▶ [The exercise]:
Select and copy out every line in the records containing "JSON".

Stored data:
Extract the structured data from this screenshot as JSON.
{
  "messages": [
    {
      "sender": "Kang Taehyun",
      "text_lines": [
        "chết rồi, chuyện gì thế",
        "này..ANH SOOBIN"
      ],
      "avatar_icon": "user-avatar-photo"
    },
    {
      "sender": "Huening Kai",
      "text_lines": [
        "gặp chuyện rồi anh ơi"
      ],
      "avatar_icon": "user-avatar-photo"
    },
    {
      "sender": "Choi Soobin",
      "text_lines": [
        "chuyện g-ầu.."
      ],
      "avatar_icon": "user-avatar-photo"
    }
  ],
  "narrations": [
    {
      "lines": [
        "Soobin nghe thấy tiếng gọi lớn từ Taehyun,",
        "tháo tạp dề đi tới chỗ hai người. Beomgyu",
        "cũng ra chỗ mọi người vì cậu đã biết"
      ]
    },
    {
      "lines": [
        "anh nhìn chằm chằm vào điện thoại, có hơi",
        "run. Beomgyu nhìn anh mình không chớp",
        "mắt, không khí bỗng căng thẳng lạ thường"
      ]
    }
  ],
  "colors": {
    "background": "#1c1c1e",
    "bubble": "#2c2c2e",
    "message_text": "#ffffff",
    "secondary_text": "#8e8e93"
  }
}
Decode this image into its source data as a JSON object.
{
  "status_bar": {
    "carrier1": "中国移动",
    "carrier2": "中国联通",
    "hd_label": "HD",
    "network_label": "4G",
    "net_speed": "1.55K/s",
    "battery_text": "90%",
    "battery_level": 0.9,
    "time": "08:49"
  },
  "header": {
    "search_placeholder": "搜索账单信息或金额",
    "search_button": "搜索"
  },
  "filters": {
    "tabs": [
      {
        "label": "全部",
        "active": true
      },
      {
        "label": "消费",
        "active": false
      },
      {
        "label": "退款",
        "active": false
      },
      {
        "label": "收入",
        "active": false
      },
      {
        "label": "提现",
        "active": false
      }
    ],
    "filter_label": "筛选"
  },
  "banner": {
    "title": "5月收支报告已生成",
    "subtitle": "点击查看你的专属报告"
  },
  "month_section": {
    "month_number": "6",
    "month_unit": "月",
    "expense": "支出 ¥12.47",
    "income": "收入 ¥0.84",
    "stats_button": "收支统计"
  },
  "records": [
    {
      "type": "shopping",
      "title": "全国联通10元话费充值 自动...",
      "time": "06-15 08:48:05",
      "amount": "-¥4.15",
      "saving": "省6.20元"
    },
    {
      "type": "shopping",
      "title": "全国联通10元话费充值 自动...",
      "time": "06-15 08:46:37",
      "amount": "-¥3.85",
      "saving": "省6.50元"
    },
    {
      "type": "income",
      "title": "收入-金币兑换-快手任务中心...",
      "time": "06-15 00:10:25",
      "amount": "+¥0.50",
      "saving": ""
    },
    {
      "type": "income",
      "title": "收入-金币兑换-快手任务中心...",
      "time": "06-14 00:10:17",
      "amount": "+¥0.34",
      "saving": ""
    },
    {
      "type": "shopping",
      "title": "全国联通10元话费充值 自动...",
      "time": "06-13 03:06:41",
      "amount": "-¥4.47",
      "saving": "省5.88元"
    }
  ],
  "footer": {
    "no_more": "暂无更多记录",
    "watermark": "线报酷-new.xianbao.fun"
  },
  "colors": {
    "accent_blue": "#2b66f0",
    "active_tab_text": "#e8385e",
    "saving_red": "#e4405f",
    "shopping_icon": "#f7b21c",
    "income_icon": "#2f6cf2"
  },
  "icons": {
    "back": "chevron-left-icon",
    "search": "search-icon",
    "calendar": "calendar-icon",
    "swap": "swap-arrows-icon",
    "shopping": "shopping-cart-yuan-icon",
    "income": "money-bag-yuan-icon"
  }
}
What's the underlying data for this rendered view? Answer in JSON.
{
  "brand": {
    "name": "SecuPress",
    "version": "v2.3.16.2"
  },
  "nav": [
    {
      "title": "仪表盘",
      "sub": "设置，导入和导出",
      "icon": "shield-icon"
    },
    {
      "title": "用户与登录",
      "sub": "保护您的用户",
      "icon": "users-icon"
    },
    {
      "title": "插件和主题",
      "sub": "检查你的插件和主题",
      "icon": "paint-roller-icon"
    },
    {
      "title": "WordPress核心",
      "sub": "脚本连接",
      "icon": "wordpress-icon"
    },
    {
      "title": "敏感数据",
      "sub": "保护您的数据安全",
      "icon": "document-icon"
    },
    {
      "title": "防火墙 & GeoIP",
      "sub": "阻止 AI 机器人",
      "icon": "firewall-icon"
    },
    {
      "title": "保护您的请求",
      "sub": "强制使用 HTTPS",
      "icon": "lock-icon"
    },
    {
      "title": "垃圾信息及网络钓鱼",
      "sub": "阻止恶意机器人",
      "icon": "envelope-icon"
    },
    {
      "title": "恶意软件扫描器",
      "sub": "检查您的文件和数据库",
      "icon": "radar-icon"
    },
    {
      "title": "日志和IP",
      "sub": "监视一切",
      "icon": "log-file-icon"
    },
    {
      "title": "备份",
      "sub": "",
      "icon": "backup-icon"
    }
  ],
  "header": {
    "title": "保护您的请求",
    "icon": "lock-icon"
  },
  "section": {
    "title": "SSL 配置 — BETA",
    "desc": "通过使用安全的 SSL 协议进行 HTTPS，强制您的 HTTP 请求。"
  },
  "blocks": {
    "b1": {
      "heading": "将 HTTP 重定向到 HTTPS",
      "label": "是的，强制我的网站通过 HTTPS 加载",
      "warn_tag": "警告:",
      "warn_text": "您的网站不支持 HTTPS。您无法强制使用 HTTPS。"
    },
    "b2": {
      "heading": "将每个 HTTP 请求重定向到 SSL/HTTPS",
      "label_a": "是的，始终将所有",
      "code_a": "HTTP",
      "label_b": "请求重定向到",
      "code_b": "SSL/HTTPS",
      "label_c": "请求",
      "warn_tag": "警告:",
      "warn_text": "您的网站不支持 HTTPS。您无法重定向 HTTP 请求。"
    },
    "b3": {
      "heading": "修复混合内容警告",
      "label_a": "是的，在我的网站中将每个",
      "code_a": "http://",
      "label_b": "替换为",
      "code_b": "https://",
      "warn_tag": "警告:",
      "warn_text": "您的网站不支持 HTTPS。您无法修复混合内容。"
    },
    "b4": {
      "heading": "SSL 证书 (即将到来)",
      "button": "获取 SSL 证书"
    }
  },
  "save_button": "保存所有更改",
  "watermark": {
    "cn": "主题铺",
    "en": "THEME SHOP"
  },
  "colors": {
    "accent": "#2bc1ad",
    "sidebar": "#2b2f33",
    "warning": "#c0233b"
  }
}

▶ [Written answer]:
Extract the structured data from this screenshot as JSON.
Decode this image into its source data as a JSON object.
What's the underlying data for this rendered view? Answer in JSON.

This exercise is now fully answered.